# Exercise objective
Scan the data below. Pull out each line where "услуг" occurs.

--- Start of Input for this task ---

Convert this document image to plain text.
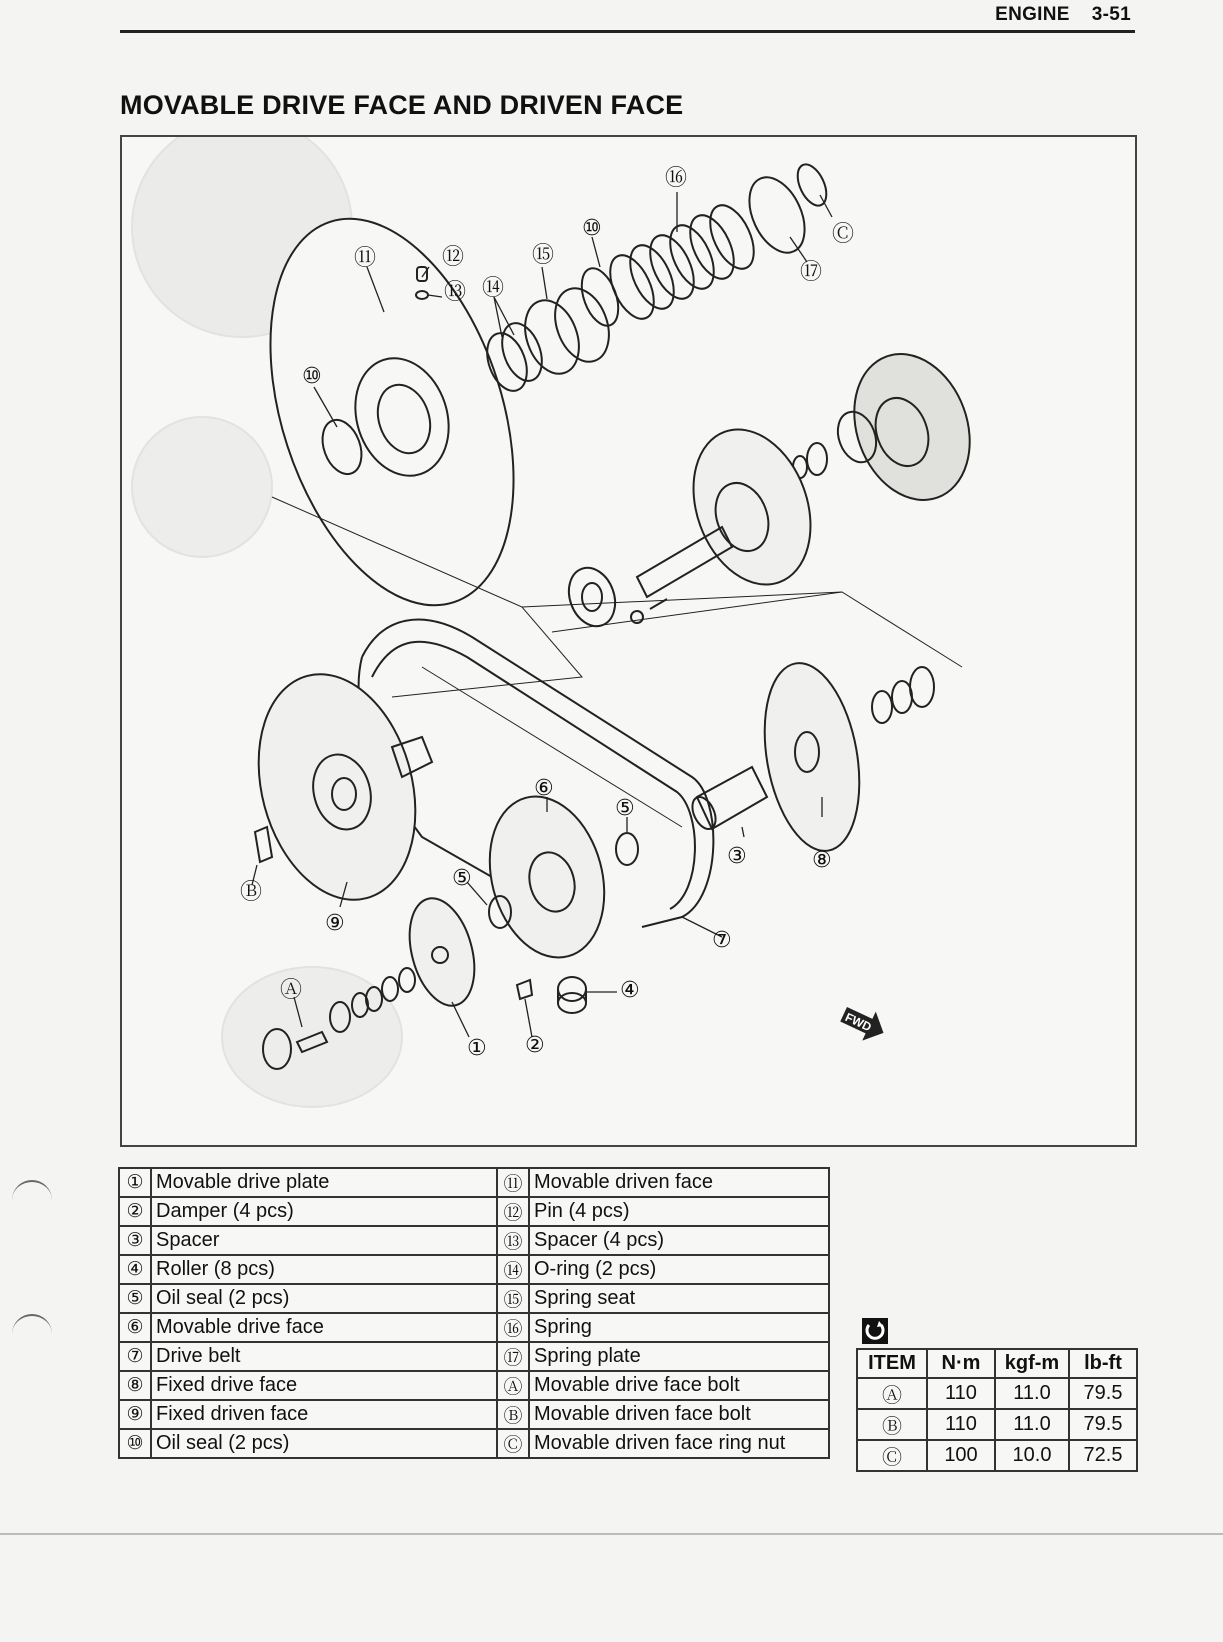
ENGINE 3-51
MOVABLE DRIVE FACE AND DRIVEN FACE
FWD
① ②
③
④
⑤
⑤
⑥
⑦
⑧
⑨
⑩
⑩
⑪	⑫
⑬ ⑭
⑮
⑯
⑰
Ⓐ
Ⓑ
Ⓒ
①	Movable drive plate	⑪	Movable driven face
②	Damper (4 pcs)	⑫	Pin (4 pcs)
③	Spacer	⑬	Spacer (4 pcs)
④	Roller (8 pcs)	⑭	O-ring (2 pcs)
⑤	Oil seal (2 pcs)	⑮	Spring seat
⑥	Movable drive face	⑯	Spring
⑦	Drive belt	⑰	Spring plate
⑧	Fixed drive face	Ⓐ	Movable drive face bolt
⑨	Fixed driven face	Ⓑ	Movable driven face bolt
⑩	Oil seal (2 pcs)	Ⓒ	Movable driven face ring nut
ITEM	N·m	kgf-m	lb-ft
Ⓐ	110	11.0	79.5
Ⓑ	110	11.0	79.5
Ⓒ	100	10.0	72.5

--- End of Input for this task ---
--- Start of Input for this task ---

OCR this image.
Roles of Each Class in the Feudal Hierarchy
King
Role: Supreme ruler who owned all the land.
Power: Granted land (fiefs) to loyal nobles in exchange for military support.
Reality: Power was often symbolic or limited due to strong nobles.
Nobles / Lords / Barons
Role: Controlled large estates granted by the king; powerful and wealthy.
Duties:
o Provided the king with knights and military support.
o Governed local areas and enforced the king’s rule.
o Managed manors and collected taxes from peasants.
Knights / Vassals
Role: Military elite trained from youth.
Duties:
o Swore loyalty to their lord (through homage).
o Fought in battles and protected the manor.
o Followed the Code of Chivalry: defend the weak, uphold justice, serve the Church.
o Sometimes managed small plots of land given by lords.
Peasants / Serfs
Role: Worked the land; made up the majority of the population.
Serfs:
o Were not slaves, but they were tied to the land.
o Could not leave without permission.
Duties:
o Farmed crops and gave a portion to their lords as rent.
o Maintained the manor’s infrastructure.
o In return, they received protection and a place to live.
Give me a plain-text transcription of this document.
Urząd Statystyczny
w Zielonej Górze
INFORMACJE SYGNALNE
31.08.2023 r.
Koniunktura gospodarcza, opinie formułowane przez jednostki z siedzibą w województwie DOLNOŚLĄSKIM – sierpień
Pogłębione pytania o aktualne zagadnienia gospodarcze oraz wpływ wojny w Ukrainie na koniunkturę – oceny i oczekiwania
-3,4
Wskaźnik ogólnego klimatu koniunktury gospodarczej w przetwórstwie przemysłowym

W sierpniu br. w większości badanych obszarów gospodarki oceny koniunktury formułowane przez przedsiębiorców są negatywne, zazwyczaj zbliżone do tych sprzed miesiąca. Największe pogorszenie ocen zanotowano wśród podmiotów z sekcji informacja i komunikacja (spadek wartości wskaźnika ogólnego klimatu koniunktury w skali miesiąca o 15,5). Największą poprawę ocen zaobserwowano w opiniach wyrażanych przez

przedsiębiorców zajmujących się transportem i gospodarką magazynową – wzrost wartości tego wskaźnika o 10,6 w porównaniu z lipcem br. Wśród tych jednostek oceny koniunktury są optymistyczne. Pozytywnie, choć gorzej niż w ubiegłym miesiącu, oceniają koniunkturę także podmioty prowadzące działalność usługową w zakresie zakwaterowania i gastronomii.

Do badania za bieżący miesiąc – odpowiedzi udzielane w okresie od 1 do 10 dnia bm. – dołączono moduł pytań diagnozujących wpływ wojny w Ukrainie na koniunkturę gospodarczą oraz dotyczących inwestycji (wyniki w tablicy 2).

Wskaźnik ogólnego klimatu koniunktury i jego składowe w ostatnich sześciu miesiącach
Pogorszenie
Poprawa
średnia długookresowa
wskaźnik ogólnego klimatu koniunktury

--- End of Input for this task ---
--- Start of Input for this task ---

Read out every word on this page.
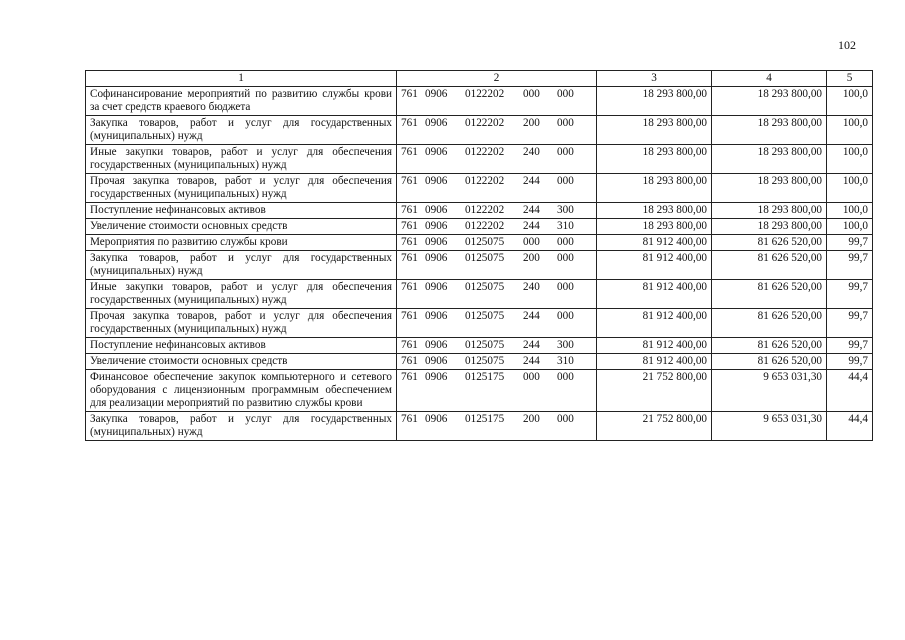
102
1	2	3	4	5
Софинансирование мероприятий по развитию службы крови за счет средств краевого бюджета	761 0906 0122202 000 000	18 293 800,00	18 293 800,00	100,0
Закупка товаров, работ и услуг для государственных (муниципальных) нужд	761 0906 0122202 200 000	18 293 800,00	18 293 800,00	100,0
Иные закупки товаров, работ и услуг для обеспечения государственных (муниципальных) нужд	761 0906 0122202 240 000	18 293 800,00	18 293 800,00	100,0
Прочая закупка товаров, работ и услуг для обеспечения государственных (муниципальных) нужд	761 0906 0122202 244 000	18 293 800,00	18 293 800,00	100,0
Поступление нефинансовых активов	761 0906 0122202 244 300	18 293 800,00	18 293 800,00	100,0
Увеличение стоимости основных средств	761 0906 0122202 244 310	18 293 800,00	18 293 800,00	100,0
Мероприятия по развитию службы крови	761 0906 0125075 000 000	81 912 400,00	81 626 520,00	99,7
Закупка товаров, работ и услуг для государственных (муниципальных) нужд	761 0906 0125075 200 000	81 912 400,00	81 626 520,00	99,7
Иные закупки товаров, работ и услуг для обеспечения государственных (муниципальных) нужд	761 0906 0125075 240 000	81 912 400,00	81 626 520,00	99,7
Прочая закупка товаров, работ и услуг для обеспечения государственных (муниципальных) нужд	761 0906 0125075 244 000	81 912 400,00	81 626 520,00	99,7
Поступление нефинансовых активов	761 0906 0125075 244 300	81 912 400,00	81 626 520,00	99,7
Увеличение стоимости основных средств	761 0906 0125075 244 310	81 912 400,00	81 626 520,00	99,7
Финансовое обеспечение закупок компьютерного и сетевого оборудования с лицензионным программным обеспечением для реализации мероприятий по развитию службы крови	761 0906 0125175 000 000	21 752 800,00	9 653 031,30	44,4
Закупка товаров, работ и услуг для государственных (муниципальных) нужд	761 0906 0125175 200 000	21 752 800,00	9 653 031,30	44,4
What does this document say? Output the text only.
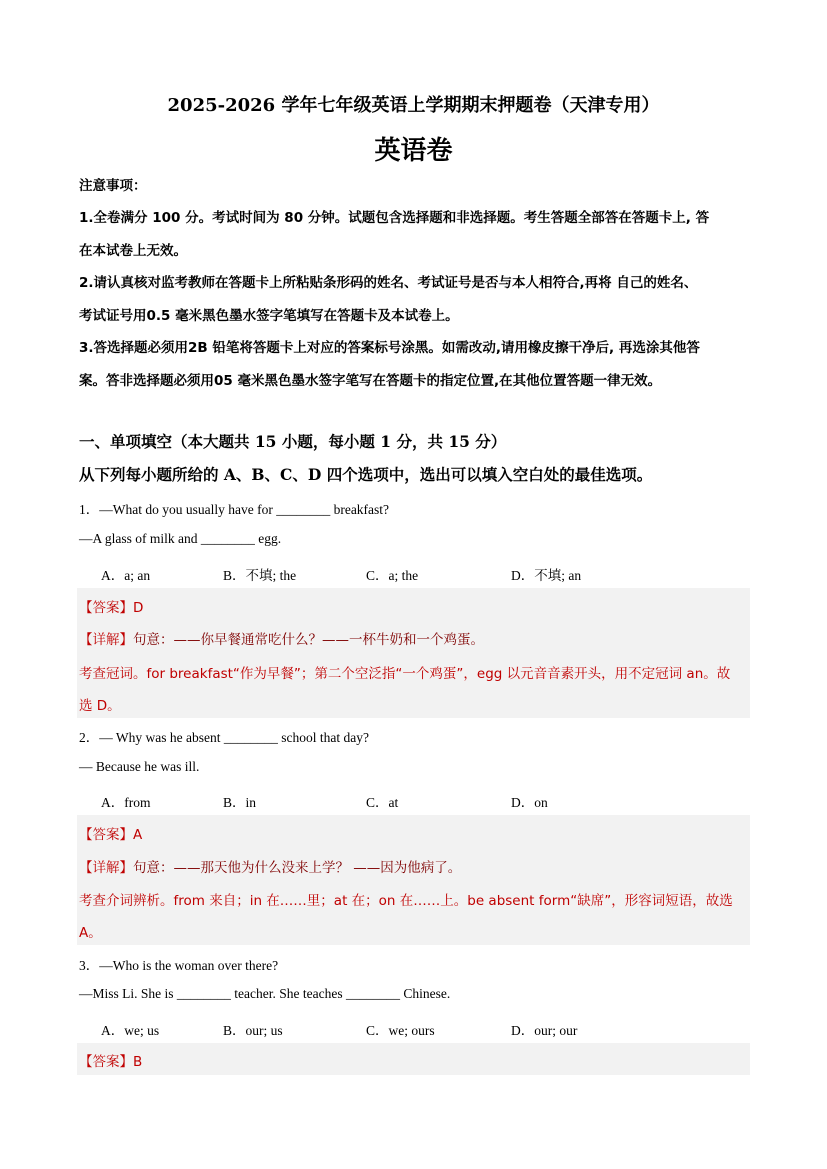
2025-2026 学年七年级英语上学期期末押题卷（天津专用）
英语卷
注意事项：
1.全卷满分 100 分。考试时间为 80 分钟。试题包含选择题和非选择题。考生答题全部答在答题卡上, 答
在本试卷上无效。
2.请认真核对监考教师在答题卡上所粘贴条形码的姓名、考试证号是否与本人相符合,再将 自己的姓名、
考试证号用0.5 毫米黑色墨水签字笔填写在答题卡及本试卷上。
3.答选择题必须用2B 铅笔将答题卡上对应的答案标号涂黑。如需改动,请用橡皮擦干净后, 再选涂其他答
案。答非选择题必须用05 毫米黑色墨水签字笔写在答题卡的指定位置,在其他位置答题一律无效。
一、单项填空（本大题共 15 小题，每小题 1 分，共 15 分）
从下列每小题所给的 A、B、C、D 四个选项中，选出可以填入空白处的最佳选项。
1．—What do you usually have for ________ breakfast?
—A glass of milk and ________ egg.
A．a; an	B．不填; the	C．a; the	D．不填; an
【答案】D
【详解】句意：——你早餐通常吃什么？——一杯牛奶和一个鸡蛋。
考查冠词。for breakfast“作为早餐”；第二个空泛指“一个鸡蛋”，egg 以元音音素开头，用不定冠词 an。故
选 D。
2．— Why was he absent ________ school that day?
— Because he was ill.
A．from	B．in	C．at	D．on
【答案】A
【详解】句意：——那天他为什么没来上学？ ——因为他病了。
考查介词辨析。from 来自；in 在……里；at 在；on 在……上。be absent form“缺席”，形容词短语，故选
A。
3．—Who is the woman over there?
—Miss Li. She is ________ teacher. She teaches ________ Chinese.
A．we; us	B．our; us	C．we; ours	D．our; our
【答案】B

--- End of Input for this task ---

# Final answer
Закупка товаров, работ и услуг для государственных (муниципальных) нужд	761 0906 0122202 200 000	18 293 800,00	18 293 800,00	100,0
Иные закупки товаров, работ и услуг для обеспечения государственных (муниципальных) нужд	761 0906 0122202 240 000	18 293 800,00	18 293 800,00	100,0
Прочая закупка товаров, работ и услуг для обеспечения государственных (муниципальных) нужд	761 0906 0122202 244 000	18 293 800,00	18 293 800,00	100,0
Закупка товаров, работ и услуг для государственных (муниципальных) нужд	761 0906 0125075 200 000	81 912 400,00	81 626 520,00	99,7
Иные закупки товаров, работ и услуг для обеспечения государственных (муниципальных) нужд	761 0906 0125075 240 000	81 912 400,00	81 626 520,00	99,7
Прочая закупка товаров, работ и услуг для обеспечения государственных (муниципальных) нужд	761 0906 0125075 244 000	81 912 400,00	81 626 520,00	99,7
Закупка товаров, работ и услуг для государственных (муниципальных) нужд	761 0906 0125175 200 000	21 752 800,00	9 653 031,30	44,4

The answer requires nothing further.